--- What this task involves ---
Report each line of the data that includes the word "colors".

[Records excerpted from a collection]
* Start *

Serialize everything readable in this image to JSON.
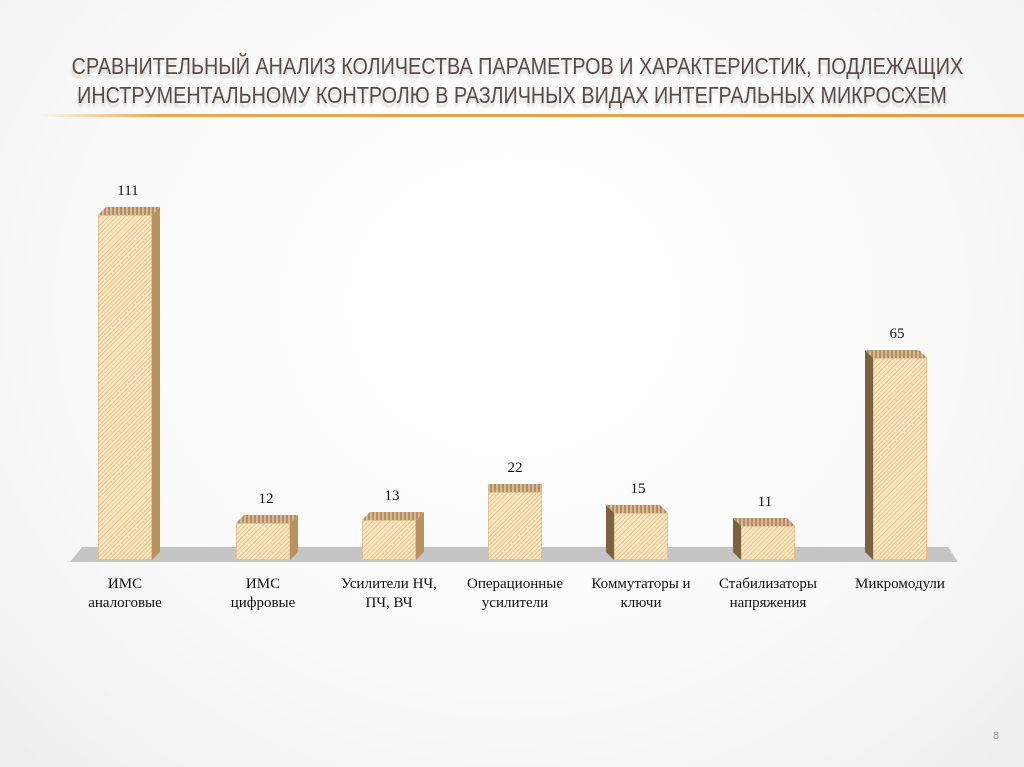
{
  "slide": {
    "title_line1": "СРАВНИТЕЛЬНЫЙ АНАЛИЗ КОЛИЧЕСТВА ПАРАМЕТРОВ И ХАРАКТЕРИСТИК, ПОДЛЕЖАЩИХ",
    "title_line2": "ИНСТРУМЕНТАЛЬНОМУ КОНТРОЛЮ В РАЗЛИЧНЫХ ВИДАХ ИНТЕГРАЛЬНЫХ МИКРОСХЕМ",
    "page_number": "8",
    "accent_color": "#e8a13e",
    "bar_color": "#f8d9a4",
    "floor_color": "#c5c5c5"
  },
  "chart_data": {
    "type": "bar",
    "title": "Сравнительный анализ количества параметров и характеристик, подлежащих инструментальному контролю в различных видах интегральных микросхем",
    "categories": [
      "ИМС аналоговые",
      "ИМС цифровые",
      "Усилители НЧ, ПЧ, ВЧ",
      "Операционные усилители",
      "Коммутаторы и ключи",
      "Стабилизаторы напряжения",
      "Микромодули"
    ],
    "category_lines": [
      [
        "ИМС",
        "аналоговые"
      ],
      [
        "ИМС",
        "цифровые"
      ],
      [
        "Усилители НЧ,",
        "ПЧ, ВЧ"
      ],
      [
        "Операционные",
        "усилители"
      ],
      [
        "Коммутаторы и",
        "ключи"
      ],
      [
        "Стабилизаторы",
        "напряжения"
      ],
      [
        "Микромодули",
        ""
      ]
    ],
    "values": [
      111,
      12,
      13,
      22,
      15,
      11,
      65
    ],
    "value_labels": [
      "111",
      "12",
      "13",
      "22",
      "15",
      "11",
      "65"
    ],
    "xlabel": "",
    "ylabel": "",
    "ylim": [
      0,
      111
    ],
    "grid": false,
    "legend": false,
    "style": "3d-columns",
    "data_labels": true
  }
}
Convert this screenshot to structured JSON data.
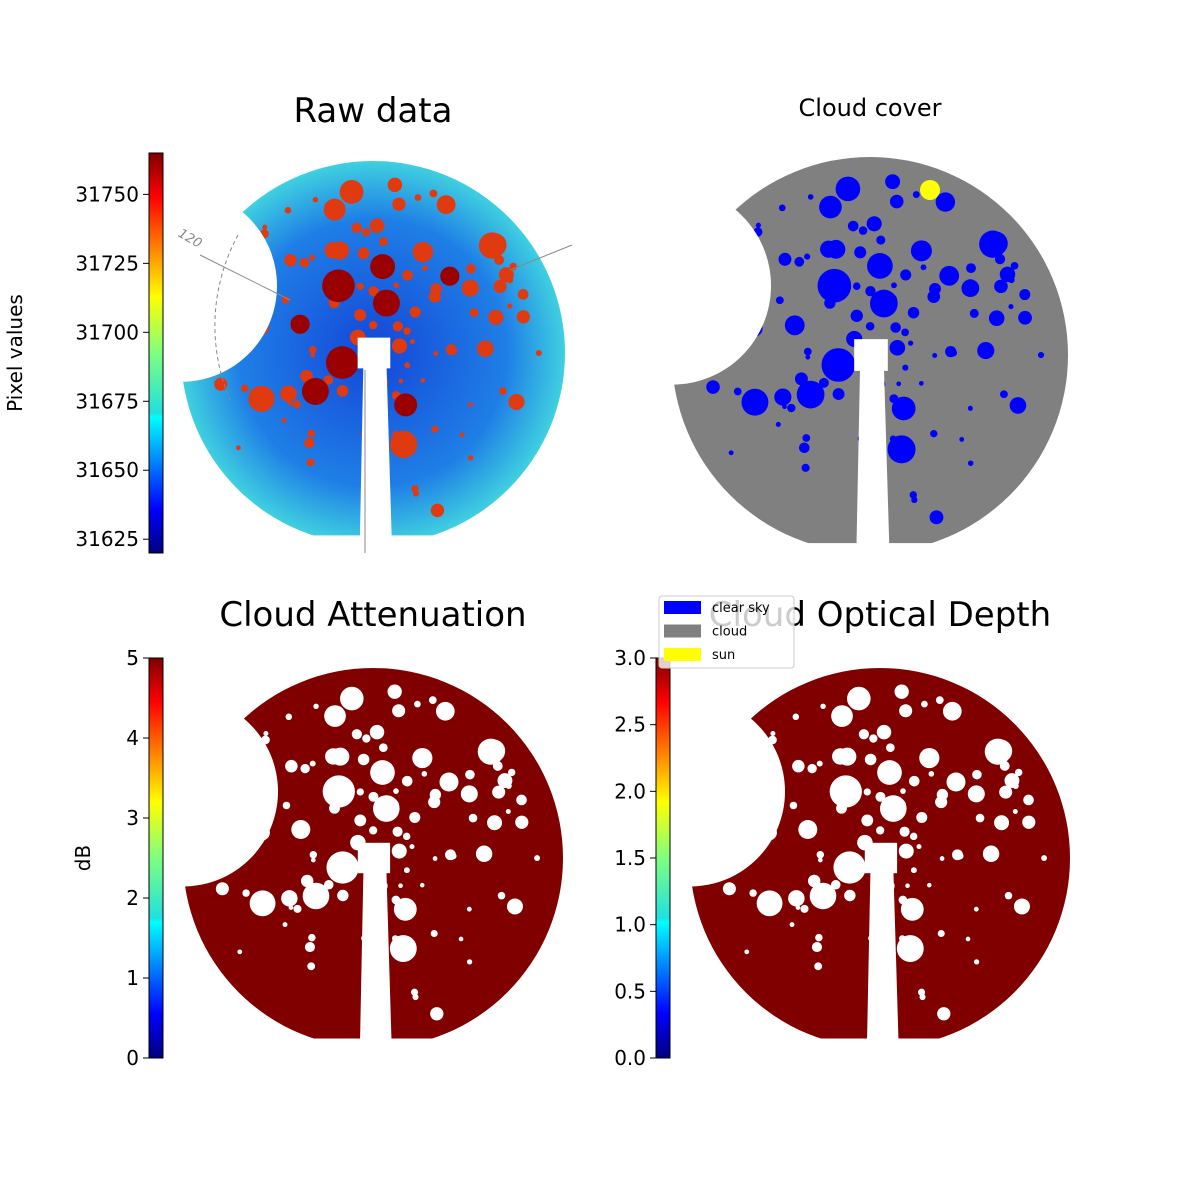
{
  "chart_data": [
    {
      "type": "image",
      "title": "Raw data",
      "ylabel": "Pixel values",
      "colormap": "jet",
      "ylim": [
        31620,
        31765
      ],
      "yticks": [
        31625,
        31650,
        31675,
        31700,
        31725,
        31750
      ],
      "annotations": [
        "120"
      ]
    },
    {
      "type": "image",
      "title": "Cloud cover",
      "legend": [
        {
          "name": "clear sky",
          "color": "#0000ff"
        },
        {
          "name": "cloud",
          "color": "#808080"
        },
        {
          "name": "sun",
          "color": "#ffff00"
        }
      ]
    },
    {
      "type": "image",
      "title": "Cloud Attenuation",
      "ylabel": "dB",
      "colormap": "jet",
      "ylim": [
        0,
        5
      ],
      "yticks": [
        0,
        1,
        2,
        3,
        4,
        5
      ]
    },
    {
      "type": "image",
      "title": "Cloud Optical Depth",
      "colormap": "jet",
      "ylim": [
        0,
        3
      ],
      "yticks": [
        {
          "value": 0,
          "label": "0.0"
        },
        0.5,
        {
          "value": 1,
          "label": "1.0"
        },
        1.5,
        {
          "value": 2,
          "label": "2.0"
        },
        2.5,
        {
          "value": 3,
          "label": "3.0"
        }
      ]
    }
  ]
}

* End *
* Start *

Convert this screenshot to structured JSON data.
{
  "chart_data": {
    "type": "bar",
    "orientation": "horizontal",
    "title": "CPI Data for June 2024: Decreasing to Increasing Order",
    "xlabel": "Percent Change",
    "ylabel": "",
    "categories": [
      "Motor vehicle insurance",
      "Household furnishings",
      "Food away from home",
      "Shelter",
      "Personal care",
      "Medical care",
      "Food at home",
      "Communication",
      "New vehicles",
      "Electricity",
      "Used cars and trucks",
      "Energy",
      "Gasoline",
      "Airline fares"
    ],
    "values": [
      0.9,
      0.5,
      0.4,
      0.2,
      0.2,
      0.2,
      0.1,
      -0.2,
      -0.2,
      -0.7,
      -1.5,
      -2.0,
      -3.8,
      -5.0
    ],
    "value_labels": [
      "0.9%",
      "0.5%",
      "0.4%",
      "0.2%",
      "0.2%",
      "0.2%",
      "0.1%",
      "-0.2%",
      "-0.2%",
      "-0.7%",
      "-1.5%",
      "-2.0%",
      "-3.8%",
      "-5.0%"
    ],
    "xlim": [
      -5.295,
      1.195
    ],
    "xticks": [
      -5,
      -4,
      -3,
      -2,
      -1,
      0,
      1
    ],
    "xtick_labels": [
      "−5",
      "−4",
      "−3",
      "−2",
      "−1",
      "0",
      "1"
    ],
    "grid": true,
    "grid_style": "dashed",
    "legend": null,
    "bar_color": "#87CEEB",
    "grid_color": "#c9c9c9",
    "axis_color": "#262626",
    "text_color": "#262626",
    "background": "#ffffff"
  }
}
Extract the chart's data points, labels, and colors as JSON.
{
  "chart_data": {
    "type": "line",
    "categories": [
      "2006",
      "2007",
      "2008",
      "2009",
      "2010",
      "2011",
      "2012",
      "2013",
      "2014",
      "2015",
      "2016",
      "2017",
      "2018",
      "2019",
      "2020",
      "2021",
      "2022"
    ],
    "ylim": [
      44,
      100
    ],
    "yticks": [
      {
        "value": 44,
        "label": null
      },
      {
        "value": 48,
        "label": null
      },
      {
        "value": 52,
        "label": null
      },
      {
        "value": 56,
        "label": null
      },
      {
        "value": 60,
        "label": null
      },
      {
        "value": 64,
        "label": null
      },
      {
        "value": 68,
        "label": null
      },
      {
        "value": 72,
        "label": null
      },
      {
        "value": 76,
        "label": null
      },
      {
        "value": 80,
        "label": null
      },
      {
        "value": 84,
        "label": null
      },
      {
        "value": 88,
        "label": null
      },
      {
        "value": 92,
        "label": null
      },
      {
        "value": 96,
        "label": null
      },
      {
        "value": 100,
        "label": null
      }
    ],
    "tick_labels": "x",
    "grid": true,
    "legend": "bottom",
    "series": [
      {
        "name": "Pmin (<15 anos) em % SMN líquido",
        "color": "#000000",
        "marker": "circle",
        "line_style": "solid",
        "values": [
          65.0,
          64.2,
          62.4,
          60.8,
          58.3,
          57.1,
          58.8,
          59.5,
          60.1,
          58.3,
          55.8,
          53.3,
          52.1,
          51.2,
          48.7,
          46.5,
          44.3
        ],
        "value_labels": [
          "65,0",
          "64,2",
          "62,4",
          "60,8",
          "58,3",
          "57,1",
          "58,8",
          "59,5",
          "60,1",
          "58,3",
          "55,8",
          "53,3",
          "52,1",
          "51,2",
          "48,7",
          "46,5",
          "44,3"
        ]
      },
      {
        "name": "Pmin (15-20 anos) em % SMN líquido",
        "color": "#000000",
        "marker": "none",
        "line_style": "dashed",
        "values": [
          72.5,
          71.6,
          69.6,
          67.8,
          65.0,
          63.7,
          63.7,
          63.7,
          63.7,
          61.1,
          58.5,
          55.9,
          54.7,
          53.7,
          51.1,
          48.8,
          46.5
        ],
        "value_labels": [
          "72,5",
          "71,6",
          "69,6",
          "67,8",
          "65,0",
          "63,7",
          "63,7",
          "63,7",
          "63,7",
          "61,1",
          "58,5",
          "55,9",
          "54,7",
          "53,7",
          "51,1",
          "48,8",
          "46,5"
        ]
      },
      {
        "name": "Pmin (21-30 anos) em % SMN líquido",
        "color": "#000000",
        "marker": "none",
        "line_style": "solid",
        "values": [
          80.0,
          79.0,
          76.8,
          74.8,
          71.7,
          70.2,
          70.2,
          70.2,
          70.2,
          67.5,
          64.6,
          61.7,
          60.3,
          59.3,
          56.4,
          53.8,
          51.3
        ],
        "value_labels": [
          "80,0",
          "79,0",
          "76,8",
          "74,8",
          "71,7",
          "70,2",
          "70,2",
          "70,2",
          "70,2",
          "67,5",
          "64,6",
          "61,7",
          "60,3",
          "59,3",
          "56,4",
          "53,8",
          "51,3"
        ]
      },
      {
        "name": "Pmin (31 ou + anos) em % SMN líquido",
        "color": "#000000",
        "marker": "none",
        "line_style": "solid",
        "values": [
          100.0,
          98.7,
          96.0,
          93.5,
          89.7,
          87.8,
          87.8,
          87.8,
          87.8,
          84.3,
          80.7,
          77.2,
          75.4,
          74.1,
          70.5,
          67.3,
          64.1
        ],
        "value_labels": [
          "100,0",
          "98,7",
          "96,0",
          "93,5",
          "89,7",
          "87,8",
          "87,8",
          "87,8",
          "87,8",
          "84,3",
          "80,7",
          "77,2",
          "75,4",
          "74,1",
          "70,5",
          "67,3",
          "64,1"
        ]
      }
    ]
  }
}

* End *
* Start *

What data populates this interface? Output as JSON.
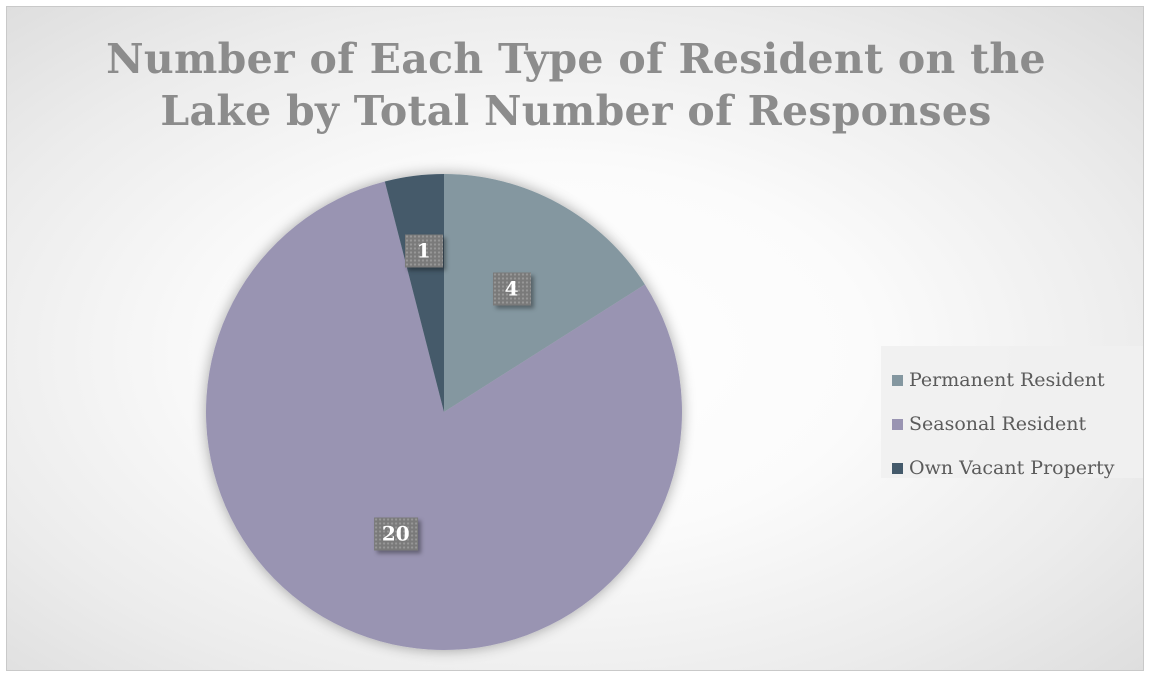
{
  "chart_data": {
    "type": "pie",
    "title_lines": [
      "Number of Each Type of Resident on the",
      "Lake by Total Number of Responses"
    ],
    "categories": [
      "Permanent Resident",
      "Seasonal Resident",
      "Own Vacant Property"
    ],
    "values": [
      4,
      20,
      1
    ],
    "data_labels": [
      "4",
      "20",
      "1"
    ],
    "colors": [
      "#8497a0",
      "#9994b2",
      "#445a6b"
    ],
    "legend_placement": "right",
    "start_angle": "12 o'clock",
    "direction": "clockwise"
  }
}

* End *

--- Task result ---
Extract the chart's data points, labels, and colors as JSON.
    "colors": [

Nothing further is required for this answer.